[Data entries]

◇ ◇ ◇ ◇ ◇

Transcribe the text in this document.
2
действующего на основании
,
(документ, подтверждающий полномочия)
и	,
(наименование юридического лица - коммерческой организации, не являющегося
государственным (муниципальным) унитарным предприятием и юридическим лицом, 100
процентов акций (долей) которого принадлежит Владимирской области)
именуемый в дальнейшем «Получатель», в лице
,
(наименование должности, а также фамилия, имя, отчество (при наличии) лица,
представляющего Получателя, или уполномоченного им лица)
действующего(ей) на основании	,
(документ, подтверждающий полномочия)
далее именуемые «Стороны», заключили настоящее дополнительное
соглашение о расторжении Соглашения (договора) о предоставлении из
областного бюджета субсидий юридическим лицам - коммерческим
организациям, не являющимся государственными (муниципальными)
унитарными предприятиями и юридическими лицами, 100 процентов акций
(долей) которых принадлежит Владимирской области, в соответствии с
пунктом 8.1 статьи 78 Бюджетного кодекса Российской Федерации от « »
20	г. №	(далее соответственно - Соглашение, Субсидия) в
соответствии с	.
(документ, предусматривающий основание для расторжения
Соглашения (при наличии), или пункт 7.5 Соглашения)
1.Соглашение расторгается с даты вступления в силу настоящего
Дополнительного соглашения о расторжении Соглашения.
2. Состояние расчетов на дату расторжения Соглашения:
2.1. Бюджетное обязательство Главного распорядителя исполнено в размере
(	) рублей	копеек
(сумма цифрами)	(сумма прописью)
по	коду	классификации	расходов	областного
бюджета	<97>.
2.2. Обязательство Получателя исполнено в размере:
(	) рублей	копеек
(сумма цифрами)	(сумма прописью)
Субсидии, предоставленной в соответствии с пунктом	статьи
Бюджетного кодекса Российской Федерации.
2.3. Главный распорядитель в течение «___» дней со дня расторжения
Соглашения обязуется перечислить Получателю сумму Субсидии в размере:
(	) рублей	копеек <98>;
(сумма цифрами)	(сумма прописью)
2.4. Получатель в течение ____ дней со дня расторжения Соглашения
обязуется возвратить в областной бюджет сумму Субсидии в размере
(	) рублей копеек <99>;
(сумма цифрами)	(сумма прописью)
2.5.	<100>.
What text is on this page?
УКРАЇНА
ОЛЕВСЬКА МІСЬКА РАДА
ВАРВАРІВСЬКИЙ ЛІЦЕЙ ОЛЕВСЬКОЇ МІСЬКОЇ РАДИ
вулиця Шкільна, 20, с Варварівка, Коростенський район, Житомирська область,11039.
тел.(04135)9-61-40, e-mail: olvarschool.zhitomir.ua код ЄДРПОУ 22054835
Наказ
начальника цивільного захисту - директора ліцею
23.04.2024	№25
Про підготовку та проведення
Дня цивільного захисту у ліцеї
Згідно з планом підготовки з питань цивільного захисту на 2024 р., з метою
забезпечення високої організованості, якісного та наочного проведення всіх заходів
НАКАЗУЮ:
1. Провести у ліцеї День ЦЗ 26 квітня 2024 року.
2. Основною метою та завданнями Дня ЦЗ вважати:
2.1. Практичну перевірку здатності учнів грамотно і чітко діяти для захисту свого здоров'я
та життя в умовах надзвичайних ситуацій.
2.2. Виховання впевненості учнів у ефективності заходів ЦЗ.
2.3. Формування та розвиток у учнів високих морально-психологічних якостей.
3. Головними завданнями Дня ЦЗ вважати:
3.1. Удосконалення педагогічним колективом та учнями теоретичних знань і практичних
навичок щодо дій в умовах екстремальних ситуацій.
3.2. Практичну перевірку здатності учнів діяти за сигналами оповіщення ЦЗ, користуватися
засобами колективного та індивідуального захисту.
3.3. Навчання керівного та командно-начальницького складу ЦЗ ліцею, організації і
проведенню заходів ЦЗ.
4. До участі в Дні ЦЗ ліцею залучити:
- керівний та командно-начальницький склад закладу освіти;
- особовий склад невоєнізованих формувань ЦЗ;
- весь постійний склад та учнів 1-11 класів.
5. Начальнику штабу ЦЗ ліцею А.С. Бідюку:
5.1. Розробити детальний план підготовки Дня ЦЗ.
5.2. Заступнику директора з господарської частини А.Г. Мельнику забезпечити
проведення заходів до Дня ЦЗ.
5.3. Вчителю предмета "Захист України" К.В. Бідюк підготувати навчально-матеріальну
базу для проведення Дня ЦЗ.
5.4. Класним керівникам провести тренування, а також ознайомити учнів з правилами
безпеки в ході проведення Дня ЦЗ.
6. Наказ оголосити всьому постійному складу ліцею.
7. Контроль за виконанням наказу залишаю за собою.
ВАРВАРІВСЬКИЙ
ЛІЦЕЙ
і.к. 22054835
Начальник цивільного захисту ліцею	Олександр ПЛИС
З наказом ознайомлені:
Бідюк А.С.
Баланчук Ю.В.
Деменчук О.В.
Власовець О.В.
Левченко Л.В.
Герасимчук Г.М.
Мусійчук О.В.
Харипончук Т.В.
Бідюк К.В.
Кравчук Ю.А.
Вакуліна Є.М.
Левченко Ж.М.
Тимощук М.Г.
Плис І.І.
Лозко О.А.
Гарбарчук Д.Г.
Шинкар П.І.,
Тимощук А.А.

◇ ◇ ◇ ◇ ◇

• _TASK BRIEF_
Go through the records and gather the lines that hold "захисту".

• _FINISHED EXERCISE_
начальника цивільного захисту - директора ліцею
Дня цивільного захисту у ліцеї
Згідно з планом підготовки з питань цивільного захисту на 2024 р., з метою
2.1. Практичну перевірку здатності учнів грамотно і чітко діяти для захисту свого здоров'я
засобами колективного та індивідуального захисту.
Начальник цивільного захисту ліцею	Олександр ПЛИС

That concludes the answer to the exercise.